-- Start Dataset --

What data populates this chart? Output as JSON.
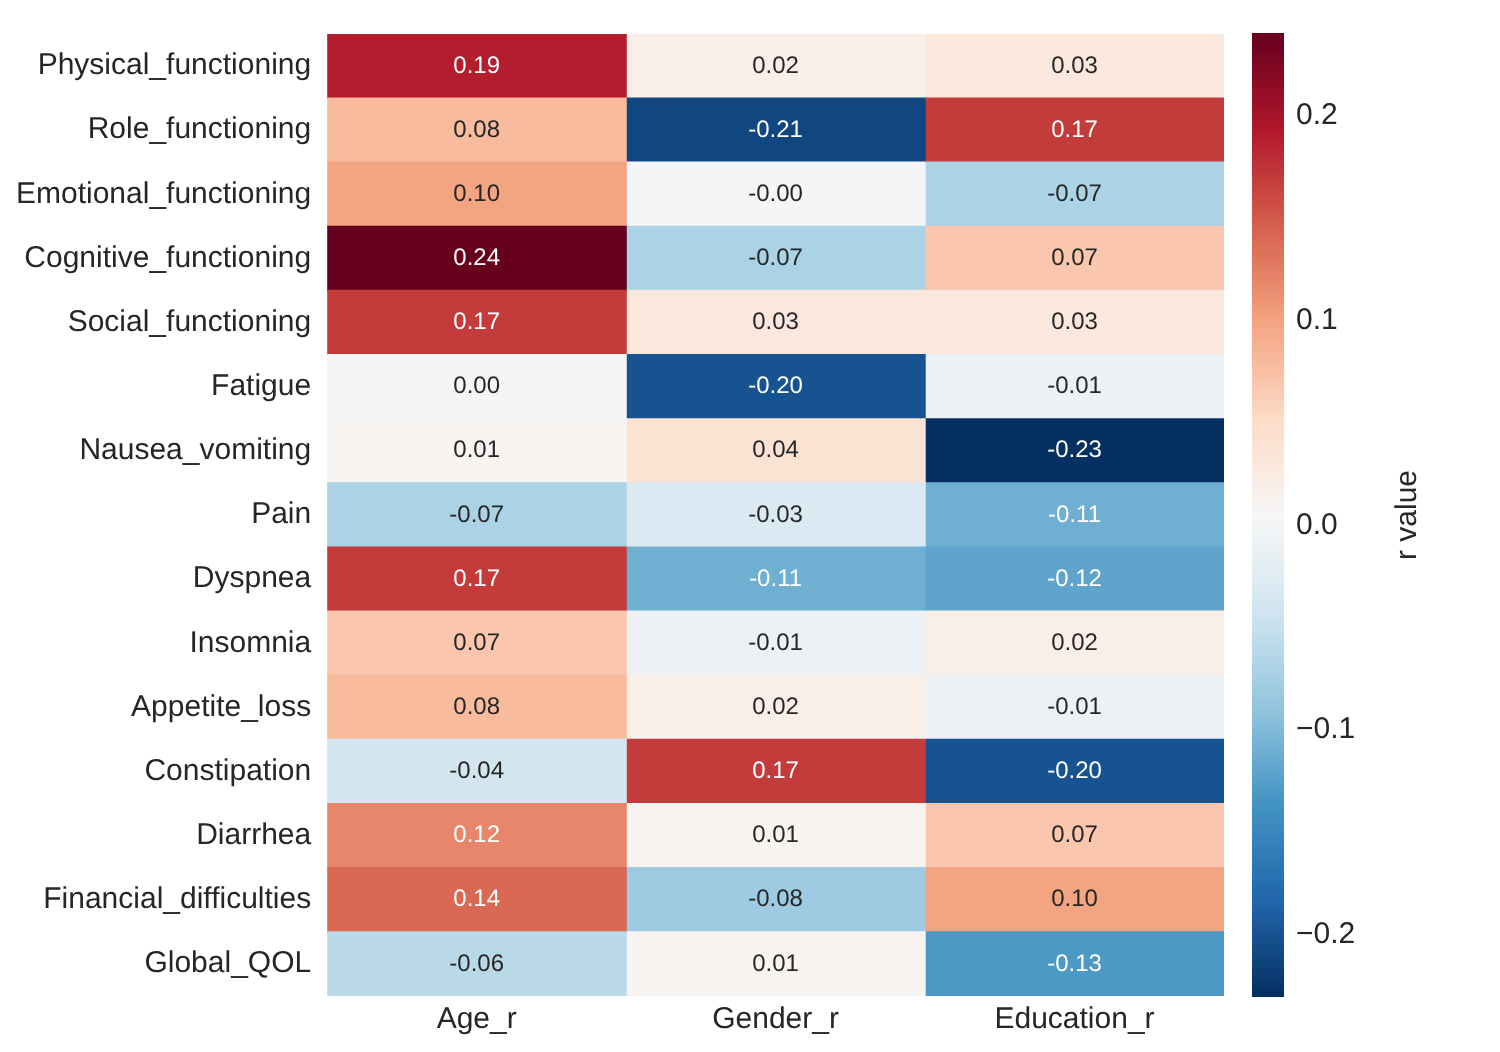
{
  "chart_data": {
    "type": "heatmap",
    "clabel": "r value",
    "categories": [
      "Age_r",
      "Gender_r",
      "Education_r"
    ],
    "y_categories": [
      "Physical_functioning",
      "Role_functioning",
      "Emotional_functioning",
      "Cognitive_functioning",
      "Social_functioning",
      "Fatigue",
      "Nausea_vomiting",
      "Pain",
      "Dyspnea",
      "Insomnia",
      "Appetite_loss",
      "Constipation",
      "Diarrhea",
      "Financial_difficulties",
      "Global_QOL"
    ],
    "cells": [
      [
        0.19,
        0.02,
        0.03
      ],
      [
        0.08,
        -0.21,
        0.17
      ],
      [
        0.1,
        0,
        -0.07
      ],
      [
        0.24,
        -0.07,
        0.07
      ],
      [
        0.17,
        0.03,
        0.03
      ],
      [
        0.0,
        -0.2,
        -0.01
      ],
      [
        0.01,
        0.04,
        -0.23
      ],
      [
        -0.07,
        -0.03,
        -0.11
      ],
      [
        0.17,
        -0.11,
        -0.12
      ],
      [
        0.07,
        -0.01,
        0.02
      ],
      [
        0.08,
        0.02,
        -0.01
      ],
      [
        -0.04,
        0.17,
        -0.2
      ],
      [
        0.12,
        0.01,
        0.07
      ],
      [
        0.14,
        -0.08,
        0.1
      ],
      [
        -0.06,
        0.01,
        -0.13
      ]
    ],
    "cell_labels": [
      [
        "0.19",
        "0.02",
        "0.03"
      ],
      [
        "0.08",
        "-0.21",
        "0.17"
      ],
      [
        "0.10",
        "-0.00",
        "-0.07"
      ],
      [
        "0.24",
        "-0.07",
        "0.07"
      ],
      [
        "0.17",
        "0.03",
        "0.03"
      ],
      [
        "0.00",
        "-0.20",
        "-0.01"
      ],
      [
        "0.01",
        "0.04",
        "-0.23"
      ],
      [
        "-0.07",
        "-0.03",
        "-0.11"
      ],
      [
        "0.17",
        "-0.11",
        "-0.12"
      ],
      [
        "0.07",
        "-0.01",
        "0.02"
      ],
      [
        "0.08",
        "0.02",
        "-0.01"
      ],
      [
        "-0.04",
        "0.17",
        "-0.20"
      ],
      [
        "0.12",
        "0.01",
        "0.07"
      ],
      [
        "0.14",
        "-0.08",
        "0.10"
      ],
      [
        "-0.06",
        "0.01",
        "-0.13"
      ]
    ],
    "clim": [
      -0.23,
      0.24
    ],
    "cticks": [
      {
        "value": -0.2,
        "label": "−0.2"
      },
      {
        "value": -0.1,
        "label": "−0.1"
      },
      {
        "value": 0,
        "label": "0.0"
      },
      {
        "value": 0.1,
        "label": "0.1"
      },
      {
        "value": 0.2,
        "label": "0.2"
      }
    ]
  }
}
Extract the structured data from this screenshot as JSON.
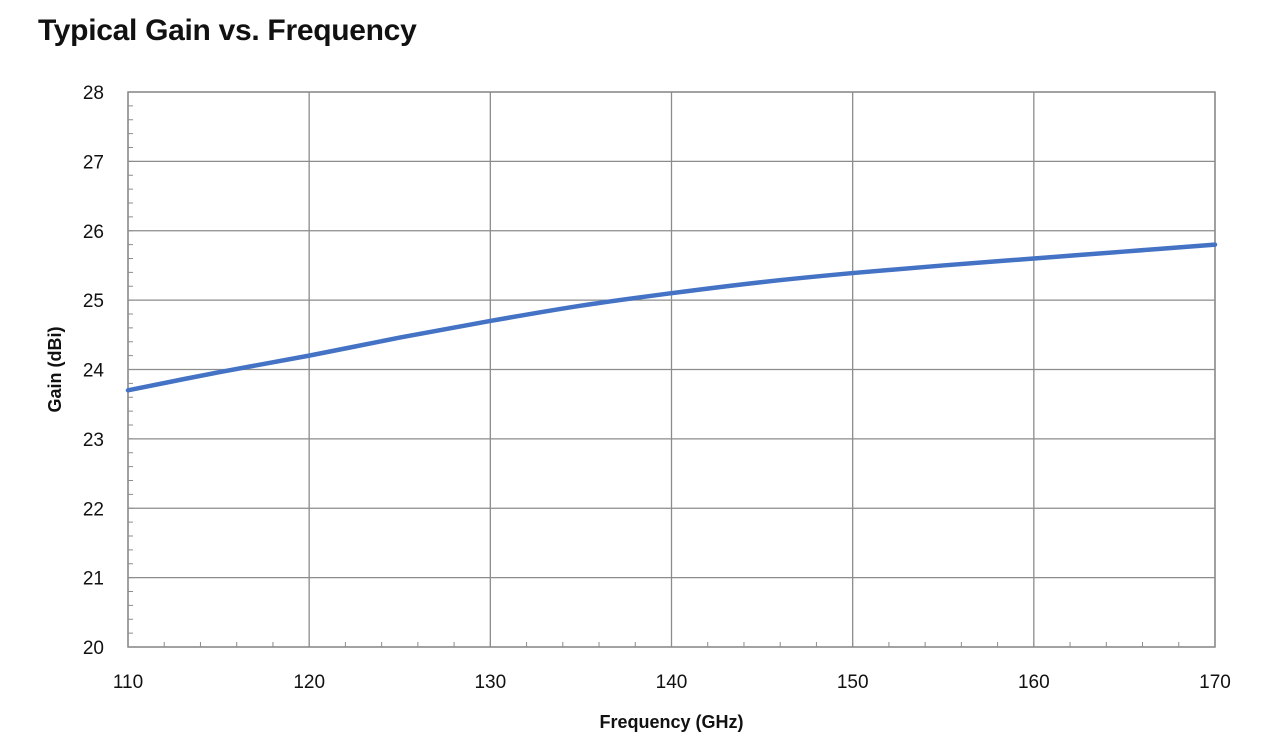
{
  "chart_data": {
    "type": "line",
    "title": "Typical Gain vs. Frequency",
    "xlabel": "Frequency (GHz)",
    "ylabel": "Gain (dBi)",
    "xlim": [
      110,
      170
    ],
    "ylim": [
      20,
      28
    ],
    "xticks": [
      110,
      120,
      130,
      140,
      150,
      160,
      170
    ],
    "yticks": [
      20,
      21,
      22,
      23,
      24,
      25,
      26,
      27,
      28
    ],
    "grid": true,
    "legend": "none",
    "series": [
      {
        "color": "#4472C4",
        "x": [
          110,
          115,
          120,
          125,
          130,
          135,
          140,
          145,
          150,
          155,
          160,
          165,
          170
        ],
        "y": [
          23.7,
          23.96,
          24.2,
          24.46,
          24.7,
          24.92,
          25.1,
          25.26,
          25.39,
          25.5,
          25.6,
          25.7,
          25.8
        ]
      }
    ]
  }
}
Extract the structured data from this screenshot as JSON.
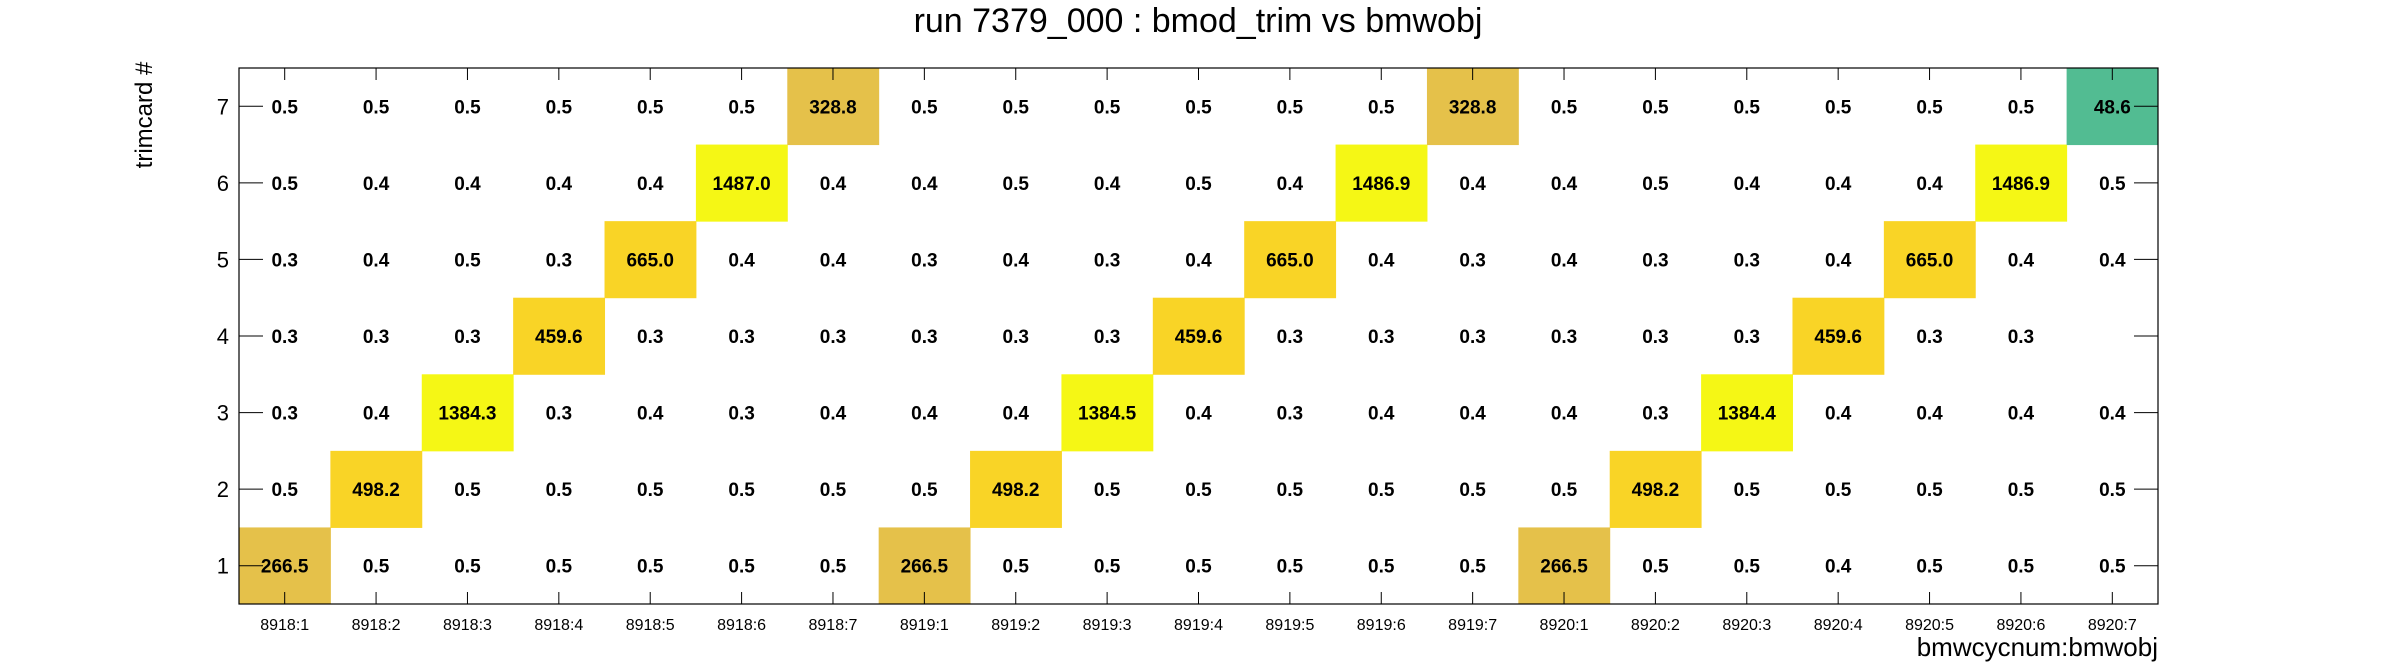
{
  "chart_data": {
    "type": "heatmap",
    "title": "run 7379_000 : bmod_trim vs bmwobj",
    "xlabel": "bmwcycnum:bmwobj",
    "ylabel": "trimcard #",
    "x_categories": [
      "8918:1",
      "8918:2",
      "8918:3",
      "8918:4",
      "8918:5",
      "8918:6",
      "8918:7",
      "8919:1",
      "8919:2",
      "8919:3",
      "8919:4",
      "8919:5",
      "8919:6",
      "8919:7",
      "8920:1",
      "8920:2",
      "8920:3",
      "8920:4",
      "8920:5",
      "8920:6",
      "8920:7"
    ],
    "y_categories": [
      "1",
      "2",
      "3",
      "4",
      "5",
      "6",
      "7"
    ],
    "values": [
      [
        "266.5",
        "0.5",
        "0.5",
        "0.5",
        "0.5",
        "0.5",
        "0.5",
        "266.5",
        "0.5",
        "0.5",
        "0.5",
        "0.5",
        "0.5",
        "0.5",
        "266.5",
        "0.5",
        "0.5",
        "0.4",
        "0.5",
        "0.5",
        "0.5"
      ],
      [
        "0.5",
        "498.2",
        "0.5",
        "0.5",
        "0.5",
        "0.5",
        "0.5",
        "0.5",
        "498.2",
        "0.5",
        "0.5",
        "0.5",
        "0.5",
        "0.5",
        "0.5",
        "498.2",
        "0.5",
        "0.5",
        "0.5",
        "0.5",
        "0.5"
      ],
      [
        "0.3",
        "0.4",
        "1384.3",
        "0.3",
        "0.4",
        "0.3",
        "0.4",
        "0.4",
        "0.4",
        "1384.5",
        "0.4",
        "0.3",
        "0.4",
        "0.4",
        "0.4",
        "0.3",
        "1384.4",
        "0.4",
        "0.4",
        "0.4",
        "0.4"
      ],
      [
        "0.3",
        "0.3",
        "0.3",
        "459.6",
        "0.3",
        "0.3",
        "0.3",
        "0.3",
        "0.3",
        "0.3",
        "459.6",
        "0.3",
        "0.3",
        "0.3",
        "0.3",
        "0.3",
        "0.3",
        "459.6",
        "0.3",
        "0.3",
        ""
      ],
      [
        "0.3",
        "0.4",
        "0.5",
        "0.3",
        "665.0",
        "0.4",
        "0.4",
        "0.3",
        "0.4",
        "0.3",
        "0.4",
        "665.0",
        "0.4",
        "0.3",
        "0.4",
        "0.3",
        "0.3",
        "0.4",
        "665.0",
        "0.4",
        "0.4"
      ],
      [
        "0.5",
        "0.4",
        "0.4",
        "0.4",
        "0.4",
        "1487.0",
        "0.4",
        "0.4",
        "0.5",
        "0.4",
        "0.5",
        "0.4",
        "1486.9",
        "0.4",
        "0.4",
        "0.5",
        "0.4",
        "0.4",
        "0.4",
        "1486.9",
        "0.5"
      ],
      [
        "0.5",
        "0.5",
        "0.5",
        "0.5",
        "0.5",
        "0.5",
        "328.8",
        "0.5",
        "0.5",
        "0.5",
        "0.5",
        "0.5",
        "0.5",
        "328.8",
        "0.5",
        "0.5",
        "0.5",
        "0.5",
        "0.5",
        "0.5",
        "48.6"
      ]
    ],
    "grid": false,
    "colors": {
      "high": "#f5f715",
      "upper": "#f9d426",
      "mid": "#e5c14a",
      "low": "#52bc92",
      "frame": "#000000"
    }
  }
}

-- End Dataset --

Requirement:
Repeat the material above in full and unchanged, minus its images.

Response for this exercise:
What data populates this chart? Output as JSON.
{
  "chart_data": {
    "type": "heatmap",
    "clabel": "r value",
    "categories": [
      "Age_r",
      "Gender_r",
      "Education_r"
    ],
    "y_categories": [
      "Physical_functioning",
      "Role_functioning",
      "Emotional_functioning",
      "Cognitive_functioning",
      "Social_functioning",
      "Fatigue",
      "Nausea_vomiting",
      "Pain",
      "Dyspnea",
      "Insomnia",
      "Appetite_loss",
      "Constipation",
      "Diarrhea",
      "Financial_difficulties",
      "Global_QOL"
    ],
    "cells": [
      [
        0.19,
        0.02,
        0.03
      ],
      [
        0.08,
        -0.21,
        0.17
      ],
      [
        0.1,
        0,
        -0.07
      ],
      [
        0.24,
        -0.07,
        0.07
      ],
      [
        0.17,
        0.03,
        0.03
      ],
      [
        0.0,
        -0.2,
        -0.01
      ],
      [
        0.01,
        0.04,
        -0.23
      ],
      [
        -0.07,
        -0.03,
        -0.11
      ],
      [
        0.17,
        -0.11,
        -0.12
      ],
      [
        0.07,
        -0.01,
        0.02
      ],
      [
        0.08,
        0.02,
        -0.01
      ],
      [
        -0.04,
        0.17,
        -0.2
      ],
      [
        0.12,
        0.01,
        0.07
      ],
      [
        0.14,
        -0.08,
        0.1
      ],
      [
        -0.06,
        0.01,
        -0.13
      ]
    ],
    "cell_labels": [
      [
        "0.19",
        "0.02",
        "0.03"
      ],
      [
        "0.08",
        "-0.21",
        "0.17"
      ],
      [
        "0.10",
        "-0.00",
        "-0.07"
      ],
      [
        "0.24",
        "-0.07",
        "0.07"
      ],
      [
        "0.17",
        "0.03",
        "0.03"
      ],
      [
        "0.00",
        "-0.20",
        "-0.01"
      ],
      [
        "0.01",
        "0.04",
        "-0.23"
      ],
      [
        "-0.07",
        "-0.03",
        "-0.11"
      ],
      [
        "0.17",
        "-0.11",
        "-0.12"
      ],
      [
        "0.07",
        "-0.01",
        "0.02"
      ],
      [
        "0.08",
        "0.02",
        "-0.01"
      ],
      [
        "-0.04",
        "0.17",
        "-0.20"
      ],
      [
        "0.12",
        "0.01",
        "0.07"
      ],
      [
        "0.14",
        "-0.08",
        "0.10"
      ],
      [
        "-0.06",
        "0.01",
        "-0.13"
      ]
    ],
    "clim": [
      -0.23,
      0.24
    ],
    "cticks": [
      {
        "value": -0.2,
        "label": "−0.2"
      },
      {
        "value": -0.1,
        "label": "−0.1"
      },
      {
        "value": 0,
        "label": "0.0"
      },
      {
        "value": 0.1,
        "label": "0.1"
      },
      {
        "value": 0.2,
        "label": "0.2"
      }
    ]
  }
}
Extract the structured data from this screenshot as JSON.
{
  "chart_data": {
    "type": "line",
    "title": "Typical Gain vs. Frequency",
    "xlabel": "Frequency (GHz)",
    "ylabel": "Gain (dBi)",
    "xlim": [
      110,
      170
    ],
    "ylim": [
      20,
      28
    ],
    "xticks": [
      110,
      120,
      130,
      140,
      150,
      160,
      170
    ],
    "yticks": [
      20,
      21,
      22,
      23,
      24,
      25,
      26,
      27,
      28
    ],
    "grid": true,
    "legend": "none",
    "series": [
      {
        "color": "#4472C4",
        "x": [
          110,
          115,
          120,
          125,
          130,
          135,
          140,
          145,
          150,
          155,
          160,
          165,
          170
        ],
        "y": [
          23.7,
          23.96,
          24.2,
          24.46,
          24.7,
          24.92,
          25.1,
          25.26,
          25.39,
          25.5,
          25.6,
          25.7,
          25.8
        ]
      }
    ]
  }
}
Extract the structured data from this screenshot as JSON.
{
  "chart_data": {
    "type": "heatmap",
    "title": "run 7379_000 : bmod_trim vs bmwobj",
    "xlabel": "bmwcycnum:bmwobj",
    "ylabel": "trimcard #",
    "x_categories": [
      "8918:1",
      "8918:2",
      "8918:3",
      "8918:4",
      "8918:5",
      "8918:6",
      "8918:7",
      "8919:1",
      "8919:2",
      "8919:3",
      "8919:4",
      "8919:5",
      "8919:6",
      "8919:7",
      "8920:1",
      "8920:2",
      "8920:3",
      "8920:4",
      "8920:5",
      "8920:6",
      "8920:7"
    ],
    "y_categories": [
      "1",
      "2",
      "3",
      "4",
      "5",
      "6",
      "7"
    ],
    "values": [
      [
        "266.5",
        "0.5",
        "0.5",
        "0.5",
        "0.5",
        "0.5",
        "0.5",
        "266.5",
        "0.5",
        "0.5",
        "0.5",
        "0.5",
        "0.5",
        "0.5",
        "266.5",
        "0.5",
        "0.5",
        "0.4",
        "0.5",
        "0.5",
        "0.5"
      ],
      [
        "0.5",
        "498.2",
        "0.5",
        "0.5",
        "0.5",
        "0.5",
        "0.5",
        "0.5",
        "498.2",
        "0.5",
        "0.5",
        "0.5",
        "0.5",
        "0.5",
        "0.5",
        "498.2",
        "0.5",
        "0.5",
        "0.5",
        "0.5",
        "0.5"
      ],
      [
        "0.3",
        "0.4",
        "1384.3",
        "0.3",
        "0.4",
        "0.3",
        "0.4",
        "0.4",
        "0.4",
        "1384.5",
        "0.4",
        "0.3",
        "0.4",
        "0.4",
        "0.4",
        "0.3",
        "1384.4",
        "0.4",
        "0.4",
        "0.4",
        "0.4"
      ],
      [
        "0.3",
        "0.3",
        "0.3",
        "459.6",
        "0.3",
        "0.3",
        "0.3",
        "0.3",
        "0.3",
        "0.3",
        "459.6",
        "0.3",
        "0.3",
        "0.3",
        "0.3",
        "0.3",
        "0.3",
        "459.6",
        "0.3",
        "0.3",
        ""
      ],
      [
        "0.3",
        "0.4",
        "0.5",
        "0.3",
        "665.0",
        "0.4",
        "0.4",
        "0.3",
        "0.4",
        "0.3",
        "0.4",
        "665.0",
        "0.4",
        "0.3",
        "0.4",
        "0.3",
        "0.3",
        "0.4",
        "665.0",
        "0.4",
        "0.4"
      ],
      [
        "0.5",
        "0.4",
        "0.4",
        "0.4",
        "0.4",
        "1487.0",
        "0.4",
        "0.4",
        "0.5",
        "0.4",
        "0.5",
        "0.4",
        "1486.9",
        "0.4",
        "0.4",
        "0.5",
        "0.4",
        "0.4",
        "0.4",
        "1486.9",
        "0.5"
      ],
      [
        "0.5",
        "0.5",
        "0.5",
        "0.5",
        "0.5",
        "0.5",
        "328.8",
        "0.5",
        "0.5",
        "0.5",
        "0.5",
        "0.5",
        "0.5",
        "328.8",
        "0.5",
        "0.5",
        "0.5",
        "0.5",
        "0.5",
        "0.5",
        "48.6"
      ]
    ],
    "grid": false,
    "colors": {
      "high": "#f5f715",
      "upper": "#f9d426",
      "mid": "#e5c14a",
      "low": "#52bc92",
      "frame": "#000000"
    }
  }
}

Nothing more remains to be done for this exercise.